JOB: Scan the records and identify every line in which the string "this" occurs, then return those lines.

RECORDED INFORMATION:
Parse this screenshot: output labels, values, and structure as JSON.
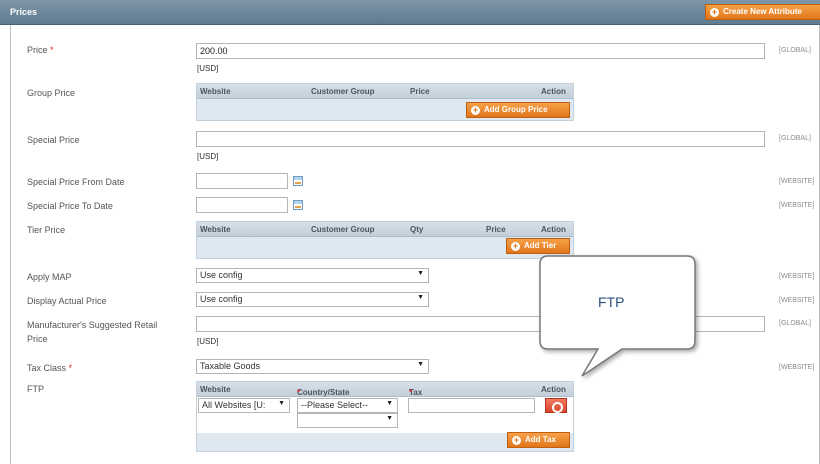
{
  "header": {
    "title": "Prices",
    "create_attr_button": "Create New Attribute"
  },
  "price": {
    "label": "Price",
    "required": "*",
    "value": "200.00",
    "currency": "[USD]",
    "scope": "[GLOBAL]"
  },
  "group_price": {
    "label": "Group Price",
    "columns": [
      "Website",
      "Customer Group",
      "Price",
      "Action"
    ],
    "add_button": "Add Group Price"
  },
  "special_price": {
    "label": "Special Price",
    "value": "",
    "currency": "[USD]",
    "scope": "[GLOBAL]"
  },
  "special_from": {
    "label": "Special Price From Date",
    "value": "",
    "scope": "[WEBSITE]"
  },
  "special_to": {
    "label": "Special Price To Date",
    "value": "",
    "scope": "[WEBSITE]"
  },
  "tier_price": {
    "label": "Tier Price",
    "columns": [
      "Website",
      "Customer Group",
      "Qty",
      "Price",
      "Action"
    ],
    "add_button": "Add Tier"
  },
  "apply_map": {
    "label": "Apply MAP",
    "value": "Use config",
    "scope": "[WEBSITE]"
  },
  "display_actual": {
    "label": "Display Actual Price",
    "value": "Use config",
    "scope": "[WEBSITE]"
  },
  "msrp": {
    "label_line1": "Manufacturer's Suggested Retail",
    "label_line2": "Price",
    "value": "",
    "currency": "[USD]",
    "scope": "[GLOBAL]"
  },
  "tax_class": {
    "label": "Tax Class",
    "required": "*",
    "value": "Taxable Goods",
    "scope": "[WEBSITE]"
  },
  "ftp": {
    "label": "FTP",
    "columns": [
      "Website",
      "Country/State",
      "Tax",
      "Action"
    ],
    "required": "*",
    "website_value": "All Websites [U:",
    "country_value": "--Please Select--",
    "state_value": "",
    "tax_value": "",
    "add_button": "Add Tax"
  },
  "callout": {
    "text": "FTP"
  },
  "colors": {
    "header": "#6f889b",
    "accent": "#e8831f",
    "danger": "#d9452b",
    "callout_text": "#2a4e7c"
  }
}
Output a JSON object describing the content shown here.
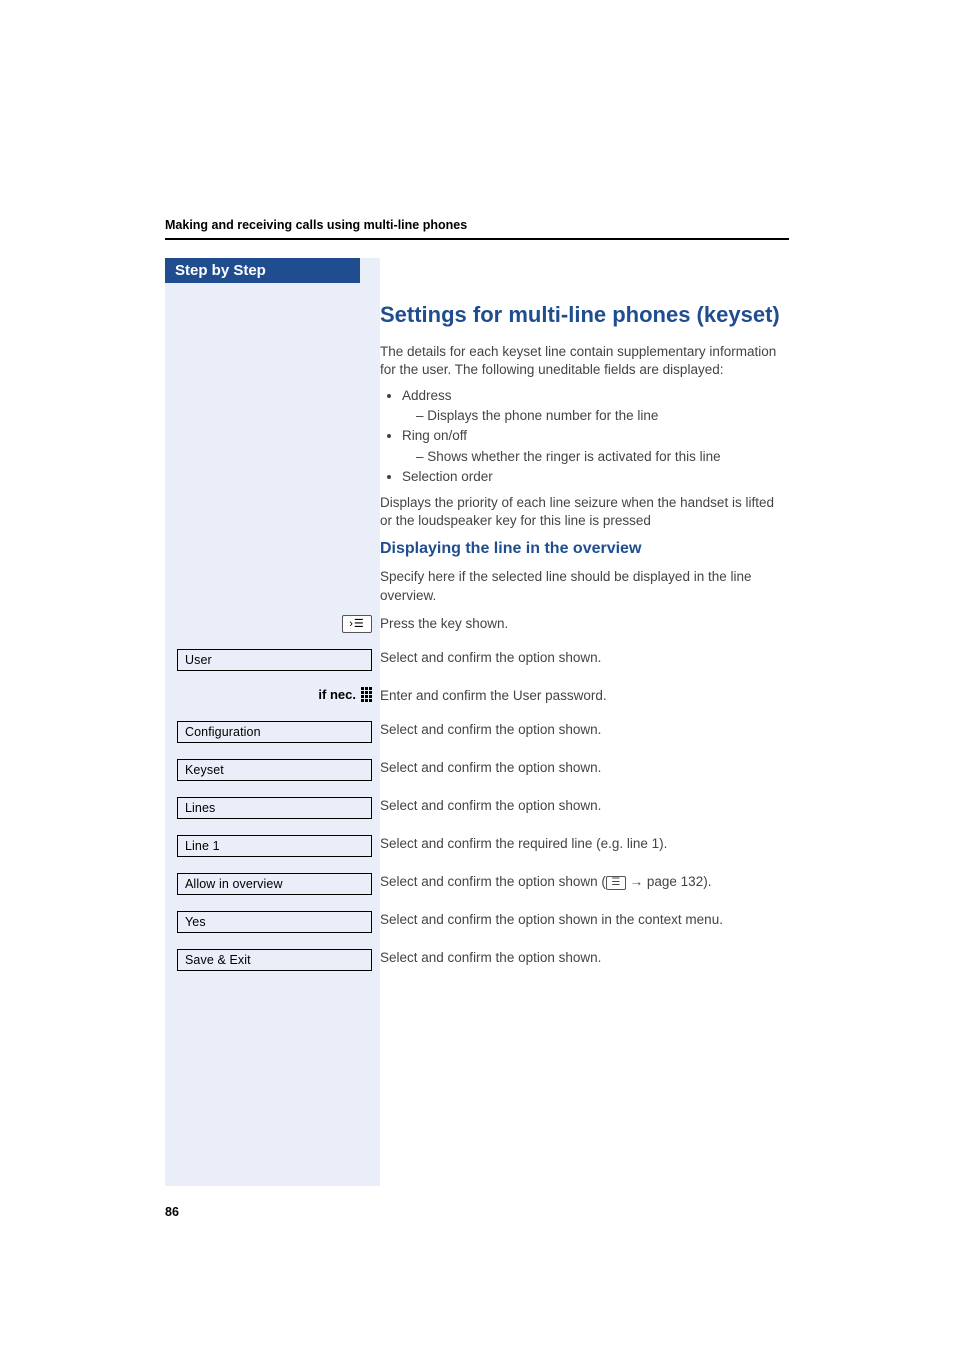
{
  "running_header": "Making and receiving calls using multi-line phones",
  "step_by_step": "Step by Step",
  "section_title": "Settings for multi-line phones (keyset)",
  "intro_p1": "The details for each keyset line contain supplementary information for the user. The following uneditable fields are displayed:",
  "bullets": [
    {
      "label": "Address",
      "sub": "Displays the phone number for the line"
    },
    {
      "label": "Ring on/off",
      "sub": "Shows whether the ringer is activated for this line"
    },
    {
      "label": "Selection order",
      "sub": null
    }
  ],
  "intro_p2": "Displays the priority of each line seizure when the handset is lifted or the loudspeaker key for this line is pressed",
  "subsection_title": "Displaying the line in the overview",
  "sub_p1": "Specify here if the selected line should be displayed in the line overview.",
  "steps": {
    "press_key": "Press the key shown.",
    "user_box": "User",
    "user_text": "Select and confirm the option shown.",
    "ifnec_label": "if nec.",
    "ifnec_text": "Enter and confirm the User password.",
    "config_box": "Configuration",
    "config_text": "Select and confirm the option shown.",
    "keyset_box": "Keyset",
    "keyset_text": "Select and confirm the option shown.",
    "lines_box": "Lines",
    "lines_text": "Select and confirm the option shown.",
    "line1_box": "Line 1",
    "line1_text": "Select and confirm the required line (e.g. line 1).",
    "allow_box": "Allow in overview",
    "allow_text_pre": "Select and confirm the option shown (",
    "allow_text_post": " page 132).",
    "yes_box": "Yes",
    "yes_text": "Select and confirm the option shown in the context menu.",
    "save_box": "Save & Exit",
    "save_text": "Select and confirm the option shown."
  },
  "page_number": "86"
}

COMPLETE OUTPUT:
Parse this screenshot: output labels, values, and structure as JSON.
      "sub": "Shows whether the ringer is activated for this line"
  "intro_p2": "Displays the priority of each line seizure when the handset is lifted or the loudspeaker key for this line is pressed",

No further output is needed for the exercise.